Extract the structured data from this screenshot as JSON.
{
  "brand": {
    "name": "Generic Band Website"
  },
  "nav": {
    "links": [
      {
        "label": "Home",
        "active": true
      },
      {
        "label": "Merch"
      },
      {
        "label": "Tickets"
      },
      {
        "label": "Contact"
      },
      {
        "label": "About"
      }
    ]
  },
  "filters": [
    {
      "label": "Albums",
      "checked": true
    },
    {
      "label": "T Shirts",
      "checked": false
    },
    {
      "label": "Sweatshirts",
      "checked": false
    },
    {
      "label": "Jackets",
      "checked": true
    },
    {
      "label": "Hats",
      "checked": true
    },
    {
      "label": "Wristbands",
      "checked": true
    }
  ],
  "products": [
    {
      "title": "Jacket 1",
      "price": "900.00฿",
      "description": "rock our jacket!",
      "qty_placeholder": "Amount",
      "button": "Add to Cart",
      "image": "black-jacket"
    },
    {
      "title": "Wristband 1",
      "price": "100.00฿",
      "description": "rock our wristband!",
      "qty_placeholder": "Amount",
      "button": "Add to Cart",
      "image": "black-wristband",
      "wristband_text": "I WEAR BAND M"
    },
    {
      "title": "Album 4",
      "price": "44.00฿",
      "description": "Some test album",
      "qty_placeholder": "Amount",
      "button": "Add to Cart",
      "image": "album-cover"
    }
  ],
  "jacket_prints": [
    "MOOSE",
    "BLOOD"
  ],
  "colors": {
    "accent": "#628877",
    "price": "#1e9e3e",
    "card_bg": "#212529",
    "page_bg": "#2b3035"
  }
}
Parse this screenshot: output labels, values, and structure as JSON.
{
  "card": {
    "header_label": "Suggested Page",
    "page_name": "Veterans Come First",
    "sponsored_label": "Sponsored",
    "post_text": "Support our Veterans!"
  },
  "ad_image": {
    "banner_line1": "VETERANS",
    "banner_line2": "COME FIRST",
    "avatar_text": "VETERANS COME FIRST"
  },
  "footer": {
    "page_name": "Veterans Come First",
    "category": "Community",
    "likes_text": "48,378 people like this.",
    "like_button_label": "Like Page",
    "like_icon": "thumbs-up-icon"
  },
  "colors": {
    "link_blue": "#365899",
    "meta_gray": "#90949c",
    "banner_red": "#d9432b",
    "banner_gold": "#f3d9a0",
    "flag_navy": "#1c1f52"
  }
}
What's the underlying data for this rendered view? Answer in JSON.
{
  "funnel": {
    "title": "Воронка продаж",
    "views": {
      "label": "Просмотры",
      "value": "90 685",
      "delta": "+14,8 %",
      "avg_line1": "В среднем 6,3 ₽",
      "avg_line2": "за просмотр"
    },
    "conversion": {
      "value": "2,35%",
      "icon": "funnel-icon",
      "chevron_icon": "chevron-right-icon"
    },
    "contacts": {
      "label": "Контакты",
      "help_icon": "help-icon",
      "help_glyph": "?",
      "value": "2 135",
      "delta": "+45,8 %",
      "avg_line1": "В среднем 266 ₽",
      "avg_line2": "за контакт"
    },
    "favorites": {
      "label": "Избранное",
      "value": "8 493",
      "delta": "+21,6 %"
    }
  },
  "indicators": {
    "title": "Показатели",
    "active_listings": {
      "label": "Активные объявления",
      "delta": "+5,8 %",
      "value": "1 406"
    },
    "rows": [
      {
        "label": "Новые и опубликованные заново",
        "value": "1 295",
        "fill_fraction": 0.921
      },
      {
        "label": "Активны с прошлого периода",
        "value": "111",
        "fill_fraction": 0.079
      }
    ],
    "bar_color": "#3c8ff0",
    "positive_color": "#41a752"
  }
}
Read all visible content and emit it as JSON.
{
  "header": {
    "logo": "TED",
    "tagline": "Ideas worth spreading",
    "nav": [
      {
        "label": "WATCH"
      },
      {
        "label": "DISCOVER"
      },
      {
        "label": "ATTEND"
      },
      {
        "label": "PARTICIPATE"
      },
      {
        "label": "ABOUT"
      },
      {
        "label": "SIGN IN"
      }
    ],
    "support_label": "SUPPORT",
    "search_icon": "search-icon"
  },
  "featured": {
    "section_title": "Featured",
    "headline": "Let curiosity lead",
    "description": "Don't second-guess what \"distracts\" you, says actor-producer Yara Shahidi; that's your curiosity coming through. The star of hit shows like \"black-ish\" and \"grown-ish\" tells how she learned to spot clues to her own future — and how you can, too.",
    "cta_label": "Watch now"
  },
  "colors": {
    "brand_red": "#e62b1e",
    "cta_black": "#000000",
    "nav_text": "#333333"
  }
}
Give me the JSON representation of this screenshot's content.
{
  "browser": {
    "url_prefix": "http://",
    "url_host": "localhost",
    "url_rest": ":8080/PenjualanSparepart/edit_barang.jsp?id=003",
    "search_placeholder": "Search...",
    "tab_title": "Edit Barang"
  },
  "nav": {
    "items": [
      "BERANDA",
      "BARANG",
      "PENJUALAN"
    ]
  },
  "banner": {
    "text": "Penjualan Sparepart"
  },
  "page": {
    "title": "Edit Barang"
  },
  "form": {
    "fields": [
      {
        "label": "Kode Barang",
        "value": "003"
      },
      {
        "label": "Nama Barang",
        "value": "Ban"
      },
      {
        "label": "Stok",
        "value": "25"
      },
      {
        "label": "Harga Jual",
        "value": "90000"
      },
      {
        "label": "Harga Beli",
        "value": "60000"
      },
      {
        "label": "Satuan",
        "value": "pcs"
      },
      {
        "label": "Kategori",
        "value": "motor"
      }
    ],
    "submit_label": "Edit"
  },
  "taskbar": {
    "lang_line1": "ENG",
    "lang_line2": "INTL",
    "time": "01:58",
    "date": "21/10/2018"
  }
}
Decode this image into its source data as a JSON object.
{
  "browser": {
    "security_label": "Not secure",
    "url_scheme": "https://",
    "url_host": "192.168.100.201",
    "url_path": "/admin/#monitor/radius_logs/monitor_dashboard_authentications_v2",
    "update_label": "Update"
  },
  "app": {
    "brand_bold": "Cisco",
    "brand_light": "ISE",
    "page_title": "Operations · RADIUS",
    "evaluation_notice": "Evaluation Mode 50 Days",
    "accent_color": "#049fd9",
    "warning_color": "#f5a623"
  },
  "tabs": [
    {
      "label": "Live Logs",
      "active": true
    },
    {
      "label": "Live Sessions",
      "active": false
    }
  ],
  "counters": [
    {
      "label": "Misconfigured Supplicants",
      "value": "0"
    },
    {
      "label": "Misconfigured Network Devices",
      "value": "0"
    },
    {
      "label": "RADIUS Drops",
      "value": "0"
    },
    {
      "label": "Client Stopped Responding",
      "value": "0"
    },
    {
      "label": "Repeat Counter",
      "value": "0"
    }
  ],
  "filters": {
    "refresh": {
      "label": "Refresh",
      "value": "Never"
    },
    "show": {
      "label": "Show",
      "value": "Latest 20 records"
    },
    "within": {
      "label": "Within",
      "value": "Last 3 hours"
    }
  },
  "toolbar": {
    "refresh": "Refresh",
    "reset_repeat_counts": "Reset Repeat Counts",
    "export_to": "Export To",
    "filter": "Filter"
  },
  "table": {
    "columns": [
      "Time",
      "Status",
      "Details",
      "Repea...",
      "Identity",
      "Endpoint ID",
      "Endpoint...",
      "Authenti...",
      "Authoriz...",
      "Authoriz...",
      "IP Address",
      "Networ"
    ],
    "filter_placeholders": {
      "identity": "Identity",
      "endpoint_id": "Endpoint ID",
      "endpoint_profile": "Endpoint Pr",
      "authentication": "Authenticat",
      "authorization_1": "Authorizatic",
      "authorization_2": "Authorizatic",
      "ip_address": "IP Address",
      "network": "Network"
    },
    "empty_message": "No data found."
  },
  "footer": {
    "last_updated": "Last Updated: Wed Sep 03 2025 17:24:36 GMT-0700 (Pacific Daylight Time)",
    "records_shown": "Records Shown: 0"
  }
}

***

Print the complete listing again, exactly as it stands.

Extract the structured data from this screenshot as JSON.
{
  "brand": {
    "name": "Generic Band Website"
  },
  "nav": {
    "links": [
      {
        "label": "Home",
        "active": true
      },
      {
        "label": "Merch"
      },
      {
        "label": "Tickets"
      },
      {
        "label": "Contact"
      },
      {
        "label": "About"
      }
    ]
  },
  "filters": [
    {
      "label": "Albums",
      "checked": true
    },
    {
      "label": "T Shirts",
      "checked": false
    },
    {
      "label": "Sweatshirts",
      "checked": false
    },
    {
      "label": "Jackets",
      "checked": true
    },
    {
      "label": "Hats",
      "checked": true
    },
    {
      "label": "Wristbands",
      "checked": true
    }
  ],
  "products": [
    {
      "title": "Jacket 1",
      "price": "900.00฿",
      "description": "rock our jacket!",
      "qty_placeholder": "Amount",
      "button": "Add to Cart",
      "image": "black-jacket"
    },
    {
      "title": "Wristband 1",
      "price": "100.00฿",
      "description": "rock our wristband!",
      "qty_placeholder": "Amount",
      "button": "Add to Cart",
      "image": "black-wristband",
      "wristband_text": "I WEAR BAND M"
    },
    {
      "title": "Album 4",
      "price": "44.00฿",
      "description": "Some test album",
      "qty_placeholder": "Amount",
      "button": "Add to Cart",
      "image": "album-cover"
    }
  ],
  "jacket_prints": [
    "MOOSE",
    "BLOOD"
  ],
  "colors": {
    "accent": "#628877",
    "price": "#1e9e3e",
    "card_bg": "#212529",
    "page_bg": "#2b3035"
  }
}
Parse this screenshot: output labels, values, and structure as JSON.
{
  "card": {
    "header_label": "Suggested Page",
    "page_name": "Veterans Come First",
    "sponsored_label": "Sponsored",
    "post_text": "Support our Veterans!"
  },
  "ad_image": {
    "banner_line1": "VETERANS",
    "banner_line2": "COME FIRST",
    "avatar_text": "VETERANS COME FIRST"
  },
  "footer": {
    "page_name": "Veterans Come First",
    "category": "Community",
    "likes_text": "48,378 people like this.",
    "like_button_label": "Like Page",
    "like_icon": "thumbs-up-icon"
  },
  "colors": {
    "link_blue": "#365899",
    "meta_gray": "#90949c",
    "banner_red": "#d9432b",
    "banner_gold": "#f3d9a0",
    "flag_navy": "#1c1f52"
  }
}
What's the underlying data for this rendered view? Answer in JSON.
{
  "funnel": {
    "title": "Воронка продаж",
    "views": {
      "label": "Просмотры",
      "value": "90 685",
      "delta": "+14,8 %",
      "avg_line1": "В среднем 6,3 ₽",
      "avg_line2": "за просмотр"
    },
    "conversion": {
      "value": "2,35%",
      "icon": "funnel-icon",
      "chevron_icon": "chevron-right-icon"
    },
    "contacts": {
      "label": "Контакты",
      "help_icon": "help-icon",
      "help_glyph": "?",
      "value": "2 135",
      "delta": "+45,8 %",
      "avg_line1": "В среднем 266 ₽",
      "avg_line2": "за контакт"
    },
    "favorites": {
      "label": "Избранное",
      "value": "8 493",
      "delta": "+21,6 %"
    }
  },
  "indicators": {
    "title": "Показатели",
    "active_listings": {
      "label": "Активные объявления",
      "delta": "+5,8 %",
      "value": "1 406"
    },
    "rows": [
      {
        "label": "Новые и опубликованные заново",
        "value": "1 295",
        "fill_fraction": 0.921
      },
      {
        "label": "Активны с прошлого периода",
        "value": "111",
        "fill_fraction": 0.079
      }
    ],
    "bar_color": "#3c8ff0",
    "positive_color": "#41a752"
  }
}
Read all visible content and emit it as JSON.
{
  "header": {
    "logo": "TED",
    "tagline": "Ideas worth spreading",
    "nav": [
      {
        "label": "WATCH"
      },
      {
        "label": "DISCOVER"
      },
      {
        "label": "ATTEND"
      },
      {
        "label": "PARTICIPATE"
      },
      {
        "label": "ABOUT"
      },
      {
        "label": "SIGN IN"
      }
    ],
    "support_label": "SUPPORT",
    "search_icon": "search-icon"
  },
  "featured": {
    "section_title": "Featured",
    "headline": "Let curiosity lead",
    "description": "Don't second-guess what \"distracts\" you, says actor-producer Yara Shahidi; that's your curiosity coming through. The star of hit shows like \"black-ish\" and \"grown-ish\" tells how she learned to spot clues to her own future — and how you can, too.",
    "cta_label": "Watch now"
  },
  "colors": {
    "brand_red": "#e62b1e",
    "cta_black": "#000000",
    "nav_text": "#333333"
  }
}
Give me the JSON representation of this screenshot's content.
{
  "browser": {
    "url_prefix": "http://",
    "url_host": "localhost",
    "url_rest": ":8080/PenjualanSparepart/edit_barang.jsp?id=003",
    "search_placeholder": "Search...",
    "tab_title": "Edit Barang"
  },
  "nav": {
    "items": [
      "BERANDA",
      "BARANG",
      "PENJUALAN"
    ]
  },
  "banner": {
    "text": "Penjualan Sparepart"
  },
  "page": {
    "title": "Edit Barang"
  },
  "form": {
    "fields": [
      {
        "label": "Kode Barang",
        "value": "003"
      },
      {
        "label": "Nama Barang",
        "value": "Ban"
      },
      {
        "label": "Stok",
        "value": "25"
      },
      {
        "label": "Harga Jual",
        "value": "90000"
      },
      {
        "label": "Harga Beli",
        "value": "60000"
      },
      {
        "label": "Satuan",
        "value": "pcs"
      },
      {
        "label": "Kategori",
        "value": "motor"
      }
    ],
    "submit_label": "Edit"
  },
  "taskbar": {
    "lang_line1": "ENG",
    "lang_line2": "INTL",
    "time": "01:58",
    "date": "21/10/2018"
  }
}
Decode this image into its source data as a JSON object.
{
  "browser": {
    "security_label": "Not secure",
    "url_scheme": "https://",
    "url_host": "192.168.100.201",
    "url_path": "/admin/#monitor/radius_logs/monitor_dashboard_authentications_v2",
    "update_label": "Update"
  },
  "app": {
    "brand_bold": "Cisco",
    "brand_light": "ISE",
    "page_title": "Operations · RADIUS",
    "evaluation_notice": "Evaluation Mode 50 Days",
    "accent_color": "#049fd9",
    "warning_color": "#f5a623"
  },
  "tabs": [
    {
      "label": "Live Logs",
      "active": true
    },
    {
      "label": "Live Sessions",
      "active": false
    }
  ],
  "counters": [
    {
      "label": "Misconfigured Supplicants",
      "value": "0"
    },
    {
      "label": "Misconfigured Network Devices",
      "value": "0"
    },
    {
      "label": "RADIUS Drops",
      "value": "0"
    },
    {
      "label": "Client Stopped Responding",
      "value": "0"
    },
    {
      "label": "Repeat Counter",
      "value": "0"
    }
  ],
  "filters": {
    "refresh": {
      "label": "Refresh",
      "value": "Never"
    },
    "show": {
      "label": "Show",
      "value": "Latest 20 records"
    },
    "within": {
      "label": "Within",
      "value": "Last 3 hours"
    }
  },
  "toolbar": {
    "refresh": "Refresh",
    "reset_repeat_counts": "Reset Repeat Counts",
    "export_to": "Export To",
    "filter": "Filter"
  },
  "table": {
    "columns": [
      "Time",
      "Status",
      "Details",
      "Repea...",
      "Identity",
      "Endpoint ID",
      "Endpoint...",
      "Authenti...",
      "Authoriz...",
      "Authoriz...",
      "IP Address",
      "Networ"
    ],
    "filter_placeholders": {
      "identity": "Identity",
      "endpoint_id": "Endpoint ID",
      "endpoint_profile": "Endpoint Pr",
      "authentication": "Authenticat",
      "authorization_1": "Authorizatic",
      "authorization_2": "Authorizatic",
      "ip_address": "IP Address",
      "network": "Network"
    },
    "empty_message": "No data found."
  },
  "footer": {
    "last_updated": "Last Updated: Wed Sep 03 2025 17:24:36 GMT-0700 (Pacific Daylight Time)",
    "records_shown": "Records Shown: 0"
  }
}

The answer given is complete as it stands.